Start SUPPLIED INFORMATION

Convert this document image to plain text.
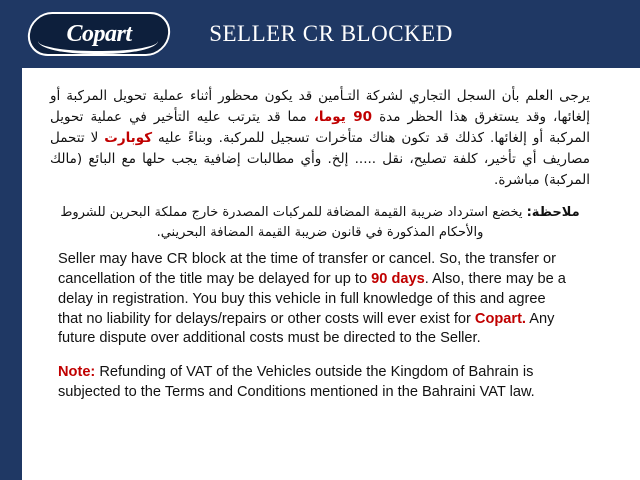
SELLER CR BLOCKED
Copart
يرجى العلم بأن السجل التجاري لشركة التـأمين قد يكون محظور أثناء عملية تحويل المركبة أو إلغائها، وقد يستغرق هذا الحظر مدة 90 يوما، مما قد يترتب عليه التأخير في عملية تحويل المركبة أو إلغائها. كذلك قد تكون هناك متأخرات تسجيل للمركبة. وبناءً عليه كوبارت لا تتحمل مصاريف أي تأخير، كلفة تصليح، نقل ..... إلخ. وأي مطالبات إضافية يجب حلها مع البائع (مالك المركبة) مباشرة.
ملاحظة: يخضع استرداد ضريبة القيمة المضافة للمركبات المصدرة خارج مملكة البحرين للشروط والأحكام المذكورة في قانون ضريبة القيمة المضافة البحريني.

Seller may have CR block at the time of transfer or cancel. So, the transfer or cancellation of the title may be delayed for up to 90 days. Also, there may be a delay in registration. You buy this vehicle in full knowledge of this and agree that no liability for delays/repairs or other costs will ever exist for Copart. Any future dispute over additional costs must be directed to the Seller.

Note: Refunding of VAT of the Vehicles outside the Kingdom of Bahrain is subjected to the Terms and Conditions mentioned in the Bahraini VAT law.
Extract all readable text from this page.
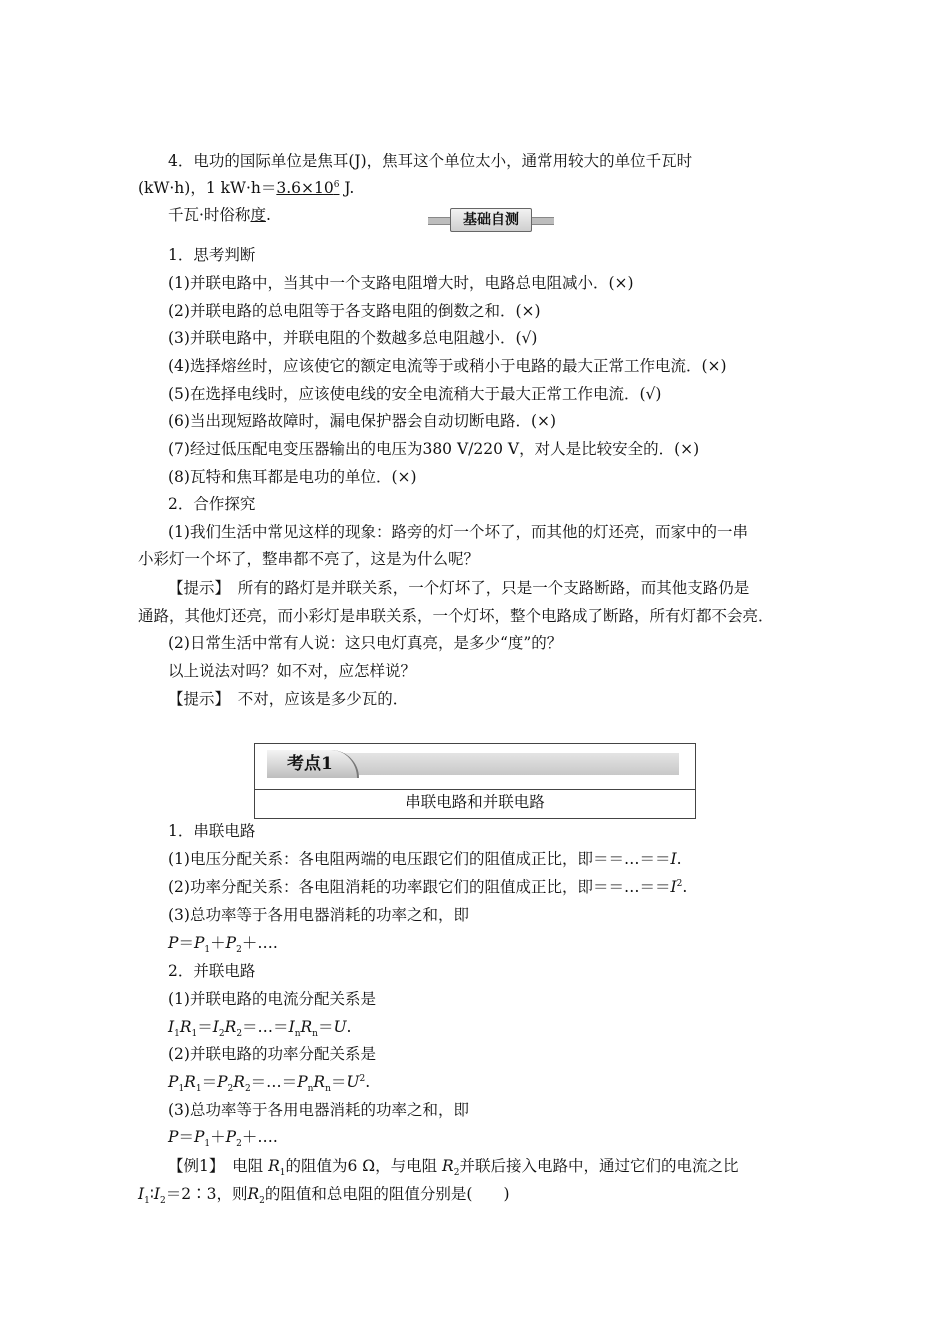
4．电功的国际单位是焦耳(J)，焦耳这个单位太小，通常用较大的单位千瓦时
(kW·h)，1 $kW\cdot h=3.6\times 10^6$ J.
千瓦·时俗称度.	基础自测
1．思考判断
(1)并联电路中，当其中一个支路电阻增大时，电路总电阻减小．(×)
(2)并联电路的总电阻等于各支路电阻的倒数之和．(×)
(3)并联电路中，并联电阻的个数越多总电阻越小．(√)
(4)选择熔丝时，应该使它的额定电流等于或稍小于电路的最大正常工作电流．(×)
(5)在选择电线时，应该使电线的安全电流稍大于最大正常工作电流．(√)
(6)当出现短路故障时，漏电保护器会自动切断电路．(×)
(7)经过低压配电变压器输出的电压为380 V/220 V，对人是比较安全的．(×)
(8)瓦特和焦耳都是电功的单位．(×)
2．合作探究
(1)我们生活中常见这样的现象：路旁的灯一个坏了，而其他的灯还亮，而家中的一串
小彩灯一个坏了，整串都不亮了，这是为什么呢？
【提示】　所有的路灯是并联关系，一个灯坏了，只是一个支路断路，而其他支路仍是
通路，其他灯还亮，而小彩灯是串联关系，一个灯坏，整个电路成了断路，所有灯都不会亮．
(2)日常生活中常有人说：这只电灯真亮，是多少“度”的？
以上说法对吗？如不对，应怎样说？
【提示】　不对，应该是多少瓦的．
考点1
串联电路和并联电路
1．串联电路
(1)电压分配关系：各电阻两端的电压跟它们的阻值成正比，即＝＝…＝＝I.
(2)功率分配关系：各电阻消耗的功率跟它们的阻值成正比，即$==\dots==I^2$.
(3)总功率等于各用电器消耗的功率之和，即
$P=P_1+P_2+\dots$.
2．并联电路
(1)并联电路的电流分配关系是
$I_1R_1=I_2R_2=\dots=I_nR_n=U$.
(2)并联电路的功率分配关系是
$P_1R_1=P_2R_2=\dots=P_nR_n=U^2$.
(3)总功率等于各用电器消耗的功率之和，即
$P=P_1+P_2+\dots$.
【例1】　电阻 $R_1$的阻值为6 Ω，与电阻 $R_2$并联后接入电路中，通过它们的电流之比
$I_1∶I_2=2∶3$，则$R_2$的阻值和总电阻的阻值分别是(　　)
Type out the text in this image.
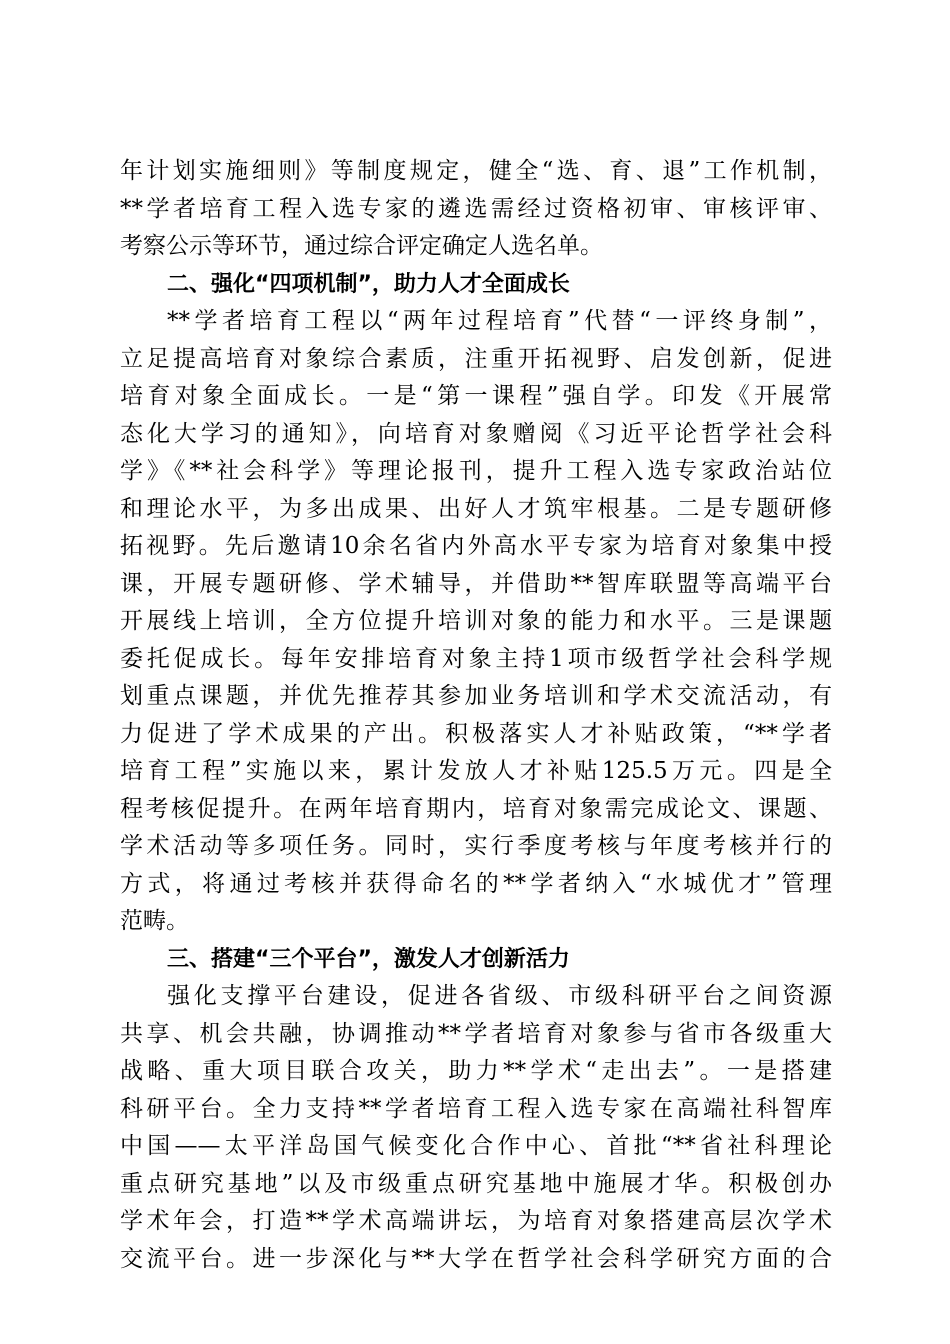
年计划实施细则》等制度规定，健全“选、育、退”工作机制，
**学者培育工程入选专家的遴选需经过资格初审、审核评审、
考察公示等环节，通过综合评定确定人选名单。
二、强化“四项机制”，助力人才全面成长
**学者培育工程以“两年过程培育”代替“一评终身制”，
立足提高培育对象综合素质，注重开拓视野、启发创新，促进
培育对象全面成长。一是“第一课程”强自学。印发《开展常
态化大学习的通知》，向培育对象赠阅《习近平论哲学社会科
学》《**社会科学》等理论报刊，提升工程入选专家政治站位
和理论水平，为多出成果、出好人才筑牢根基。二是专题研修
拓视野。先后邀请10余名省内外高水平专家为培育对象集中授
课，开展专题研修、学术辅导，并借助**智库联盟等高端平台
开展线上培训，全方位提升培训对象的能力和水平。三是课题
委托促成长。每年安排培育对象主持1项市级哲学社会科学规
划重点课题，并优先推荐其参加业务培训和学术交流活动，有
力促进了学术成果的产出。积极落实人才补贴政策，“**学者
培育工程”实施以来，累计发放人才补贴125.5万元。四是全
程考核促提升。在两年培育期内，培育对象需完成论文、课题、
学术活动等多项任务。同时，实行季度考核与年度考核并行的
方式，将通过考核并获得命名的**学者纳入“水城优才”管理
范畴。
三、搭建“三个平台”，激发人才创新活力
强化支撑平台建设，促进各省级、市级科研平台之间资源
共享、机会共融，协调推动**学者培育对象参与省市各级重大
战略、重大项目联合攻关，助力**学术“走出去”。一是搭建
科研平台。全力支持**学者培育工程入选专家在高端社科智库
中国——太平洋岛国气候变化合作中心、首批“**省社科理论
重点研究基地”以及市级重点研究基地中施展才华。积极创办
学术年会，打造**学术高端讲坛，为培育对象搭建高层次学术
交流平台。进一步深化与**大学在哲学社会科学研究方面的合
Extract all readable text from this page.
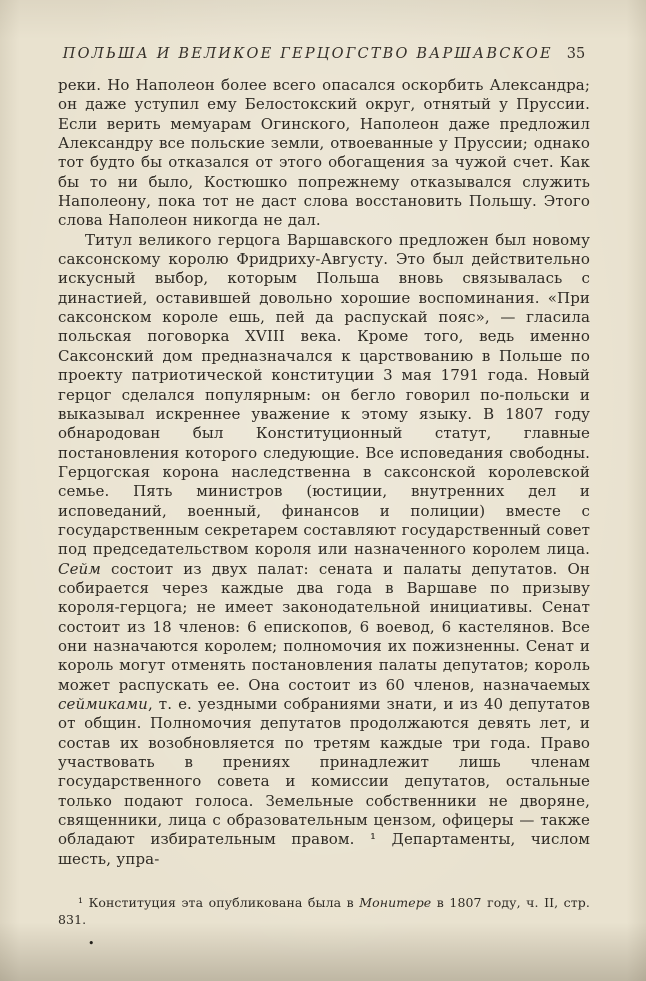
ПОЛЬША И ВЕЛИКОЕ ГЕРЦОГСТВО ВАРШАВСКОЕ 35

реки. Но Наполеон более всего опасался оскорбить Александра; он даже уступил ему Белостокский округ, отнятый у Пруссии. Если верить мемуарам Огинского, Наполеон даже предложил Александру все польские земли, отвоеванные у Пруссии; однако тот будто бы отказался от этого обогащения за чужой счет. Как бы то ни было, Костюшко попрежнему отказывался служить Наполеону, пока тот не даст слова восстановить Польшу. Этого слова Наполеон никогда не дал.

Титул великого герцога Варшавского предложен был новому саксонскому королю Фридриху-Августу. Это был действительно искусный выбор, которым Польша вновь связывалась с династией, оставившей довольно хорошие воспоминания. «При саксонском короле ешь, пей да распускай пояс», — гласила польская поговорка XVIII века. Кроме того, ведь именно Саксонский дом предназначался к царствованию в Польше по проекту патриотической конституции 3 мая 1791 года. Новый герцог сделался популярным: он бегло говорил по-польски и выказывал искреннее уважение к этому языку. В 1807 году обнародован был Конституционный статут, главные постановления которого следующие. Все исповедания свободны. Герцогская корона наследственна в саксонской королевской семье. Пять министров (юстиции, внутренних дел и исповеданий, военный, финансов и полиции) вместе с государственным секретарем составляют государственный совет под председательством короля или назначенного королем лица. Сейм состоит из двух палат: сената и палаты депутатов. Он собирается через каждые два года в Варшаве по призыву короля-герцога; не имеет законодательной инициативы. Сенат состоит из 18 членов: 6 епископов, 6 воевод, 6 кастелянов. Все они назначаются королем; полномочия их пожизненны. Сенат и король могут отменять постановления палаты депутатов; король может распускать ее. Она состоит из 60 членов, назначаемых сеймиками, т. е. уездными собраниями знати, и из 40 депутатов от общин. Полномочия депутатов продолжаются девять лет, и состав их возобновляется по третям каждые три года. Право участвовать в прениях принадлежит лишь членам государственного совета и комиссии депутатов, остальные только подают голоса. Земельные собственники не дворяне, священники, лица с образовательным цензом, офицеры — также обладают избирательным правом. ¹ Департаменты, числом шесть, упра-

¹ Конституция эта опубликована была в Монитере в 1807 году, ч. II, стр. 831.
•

End SUPPLIED INFORMATION

GOAL OF THE EXERCISE
Go through the listing above and report how many of its lines contain the word "并联电路中", with only the number as output.

FULL ANSWER
2